• _Exercise brief_: Reproduce the material exactly, omitting nothing.

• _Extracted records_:
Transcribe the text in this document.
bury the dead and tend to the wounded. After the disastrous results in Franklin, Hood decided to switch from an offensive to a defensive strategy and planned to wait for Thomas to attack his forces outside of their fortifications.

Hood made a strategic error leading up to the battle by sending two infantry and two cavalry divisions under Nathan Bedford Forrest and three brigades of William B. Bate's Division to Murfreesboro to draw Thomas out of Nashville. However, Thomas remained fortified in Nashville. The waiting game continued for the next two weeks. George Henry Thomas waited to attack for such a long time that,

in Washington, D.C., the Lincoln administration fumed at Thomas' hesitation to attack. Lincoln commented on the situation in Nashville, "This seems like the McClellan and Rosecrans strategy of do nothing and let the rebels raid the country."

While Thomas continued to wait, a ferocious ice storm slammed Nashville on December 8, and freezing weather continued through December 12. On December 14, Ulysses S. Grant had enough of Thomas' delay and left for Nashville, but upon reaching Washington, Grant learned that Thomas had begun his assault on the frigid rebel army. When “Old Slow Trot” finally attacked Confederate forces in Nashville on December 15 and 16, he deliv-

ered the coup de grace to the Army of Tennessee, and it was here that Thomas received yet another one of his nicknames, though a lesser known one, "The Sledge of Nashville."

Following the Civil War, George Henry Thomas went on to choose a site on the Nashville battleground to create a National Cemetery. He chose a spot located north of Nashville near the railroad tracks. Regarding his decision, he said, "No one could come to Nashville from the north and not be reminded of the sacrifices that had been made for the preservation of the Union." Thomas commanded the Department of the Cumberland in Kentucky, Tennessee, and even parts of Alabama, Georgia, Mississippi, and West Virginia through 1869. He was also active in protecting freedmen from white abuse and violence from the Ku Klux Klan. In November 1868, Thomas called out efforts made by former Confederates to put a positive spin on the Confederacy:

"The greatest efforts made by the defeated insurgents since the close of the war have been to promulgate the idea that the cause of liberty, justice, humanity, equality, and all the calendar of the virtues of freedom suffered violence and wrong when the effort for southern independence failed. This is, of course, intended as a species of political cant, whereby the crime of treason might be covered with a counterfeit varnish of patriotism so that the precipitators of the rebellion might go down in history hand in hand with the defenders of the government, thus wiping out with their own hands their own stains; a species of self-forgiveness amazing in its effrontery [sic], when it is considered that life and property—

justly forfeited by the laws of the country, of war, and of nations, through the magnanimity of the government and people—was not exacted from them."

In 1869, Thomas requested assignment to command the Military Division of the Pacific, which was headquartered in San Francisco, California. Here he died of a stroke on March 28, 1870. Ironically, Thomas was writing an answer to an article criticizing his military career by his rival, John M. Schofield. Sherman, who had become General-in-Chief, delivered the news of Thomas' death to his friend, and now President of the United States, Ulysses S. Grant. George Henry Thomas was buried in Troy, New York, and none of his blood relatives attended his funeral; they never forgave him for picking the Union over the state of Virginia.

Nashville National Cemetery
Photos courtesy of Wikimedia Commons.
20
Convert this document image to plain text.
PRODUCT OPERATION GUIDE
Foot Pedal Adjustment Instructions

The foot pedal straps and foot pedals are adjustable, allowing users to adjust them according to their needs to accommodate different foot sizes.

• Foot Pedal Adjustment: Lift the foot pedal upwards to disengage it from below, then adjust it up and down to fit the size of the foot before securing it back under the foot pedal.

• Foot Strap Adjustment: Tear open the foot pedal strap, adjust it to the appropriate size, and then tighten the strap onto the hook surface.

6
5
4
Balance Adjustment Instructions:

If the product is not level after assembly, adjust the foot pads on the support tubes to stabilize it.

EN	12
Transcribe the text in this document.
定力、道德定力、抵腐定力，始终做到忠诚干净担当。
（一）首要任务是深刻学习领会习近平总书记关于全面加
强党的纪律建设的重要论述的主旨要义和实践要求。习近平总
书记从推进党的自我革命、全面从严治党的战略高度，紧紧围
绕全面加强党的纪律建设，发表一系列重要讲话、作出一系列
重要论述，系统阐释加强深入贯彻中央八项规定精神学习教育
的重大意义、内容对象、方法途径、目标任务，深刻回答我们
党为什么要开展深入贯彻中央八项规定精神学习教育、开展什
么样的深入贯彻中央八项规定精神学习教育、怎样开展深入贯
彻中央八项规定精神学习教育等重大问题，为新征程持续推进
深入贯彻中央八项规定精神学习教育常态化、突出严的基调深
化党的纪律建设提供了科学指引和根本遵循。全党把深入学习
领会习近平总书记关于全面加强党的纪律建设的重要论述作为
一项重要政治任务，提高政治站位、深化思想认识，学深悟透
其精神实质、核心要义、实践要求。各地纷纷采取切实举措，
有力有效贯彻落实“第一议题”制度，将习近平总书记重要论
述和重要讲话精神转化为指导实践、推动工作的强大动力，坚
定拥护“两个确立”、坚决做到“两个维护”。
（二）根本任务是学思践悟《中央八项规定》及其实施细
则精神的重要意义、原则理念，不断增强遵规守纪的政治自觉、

• _Worked answer_:
Transcribe the text in this document.
bury the dead and tend to the wounded. After the disastrous results in Franklin, Hood decided to switch from an offensive to a defensive strategy and planned to wait for Thomas to attack his forces outside of their fortifications.

Hood made a strategic error leading up to the battle by sending two infantry and two cavalry divisions under Nathan Bedford Forrest and three brigades of William B. Bate's Division to Murfreesboro to draw Thomas out of Nashville. However, Thomas remained fortified in Nashville. The waiting game continued for the next two weeks. George Henry Thomas waited to attack for such a long time that,

in Washington, D.C., the Lincoln administration fumed at Thomas' hesitation to attack. Lincoln commented on the situation in Nashville, "This seems like the McClellan and Rosecrans strategy of do nothing and let the rebels raid the country."

While Thomas continued to wait, a ferocious ice storm slammed Nashville on December 8, and freezing weather continued through December 12. On December 14, Ulysses S. Grant had enough of Thomas' delay and left for Nashville, but upon reaching Washington, Grant learned that Thomas had begun his assault on the frigid rebel army. When “Old Slow Trot” finally attacked Confederate forces in Nashville on December 15 and 16, he deliv-

ered the coup de grace to the Army of Tennessee, and it was here that Thomas received yet another one of his nicknames, though a lesser known one, "The Sledge of Nashville."

Following the Civil War, George Henry Thomas went on to choose a site on the Nashville battleground to create a National Cemetery. He chose a spot located north of Nashville near the railroad tracks. Regarding his decision, he said, "No one could come to Nashville from the north and not be reminded of the sacrifices that had been made for the preservation of the Union." Thomas commanded the Department of the Cumberland in Kentucky, Tennessee, and even parts of Alabama, Georgia, Mississippi, and West Virginia through 1869. He was also active in protecting freedmen from white abuse and violence from the Ku Klux Klan. In November 1868, Thomas called out efforts made by former Confederates to put a positive spin on the Confederacy:

"The greatest efforts made by the defeated insurgents since the close of the war have been to promulgate the idea that the cause of liberty, justice, humanity, equality, and all the calendar of the virtues of freedom suffered violence and wrong when the effort for southern independence failed. This is, of course, intended as a species of political cant, whereby the crime of treason might be covered with a counterfeit varnish of patriotism so that the precipitators of the rebellion might go down in history hand in hand with the defenders of the government, thus wiping out with their own hands their own stains; a species of self-forgiveness amazing in its effrontery [sic], when it is considered that life and property—

justly forfeited by the laws of the country, of war, and of nations, through the magnanimity of the government and people—was not exacted from them."

In 1869, Thomas requested assignment to command the Military Division of the Pacific, which was headquartered in San Francisco, California. Here he died of a stroke on March 28, 1870. Ironically, Thomas was writing an answer to an article criticizing his military career by his rival, John M. Schofield. Sherman, who had become General-in-Chief, delivered the news of Thomas' death to his friend, and now President of the United States, Ulysses S. Grant. George Henry Thomas was buried in Troy, New York, and none of his blood relatives attended his funeral; they never forgave him for picking the Union over the state of Virginia.

Nashville National Cemetery
Photos courtesy of Wikimedia Commons.
20
Convert this document image to plain text.
PRODUCT OPERATION GUIDE
Foot Pedal Adjustment Instructions

The foot pedal straps and foot pedals are adjustable, allowing users to adjust them according to their needs to accommodate different foot sizes.

• Foot Pedal Adjustment: Lift the foot pedal upwards to disengage it from below, then adjust it up and down to fit the size of the foot before securing it back under the foot pedal.

• Foot Strap Adjustment: Tear open the foot pedal strap, adjust it to the appropriate size, and then tighten the strap onto the hook surface.

6
5
4
Balance Adjustment Instructions:

If the product is not level after assembly, adjust the foot pads on the support tubes to stabilize it.

EN	12
Transcribe the text in this document.
定力、道德定力、抵腐定力，始终做到忠诚干净担当。
（一）首要任务是深刻学习领会习近平总书记关于全面加
强党的纪律建设的重要论述的主旨要义和实践要求。习近平总
书记从推进党的自我革命、全面从严治党的战略高度，紧紧围
绕全面加强党的纪律建设，发表一系列重要讲话、作出一系列
重要论述，系统阐释加强深入贯彻中央八项规定精神学习教育
的重大意义、内容对象、方法途径、目标任务，深刻回答我们
党为什么要开展深入贯彻中央八项规定精神学习教育、开展什
么样的深入贯彻中央八项规定精神学习教育、怎样开展深入贯
彻中央八项规定精神学习教育等重大问题，为新征程持续推进
深入贯彻中央八项规定精神学习教育常态化、突出严的基调深
化党的纪律建设提供了科学指引和根本遵循。全党把深入学习
领会习近平总书记关于全面加强党的纪律建设的重要论述作为
一项重要政治任务，提高政治站位、深化思想认识，学深悟透
其精神实质、核心要义、实践要求。各地纷纷采取切实举措，
有力有效贯彻落实“第一议题”制度，将习近平总书记重要论
述和重要讲话精神转化为指导实践、推动工作的强大动力，坚
定拥护“两个确立”、坚决做到“两个维护”。
（二）根本任务是学思践悟《中央八项规定》及其实施细
则精神的重要意义、原则理念，不断增强遵规守纪的政治自觉、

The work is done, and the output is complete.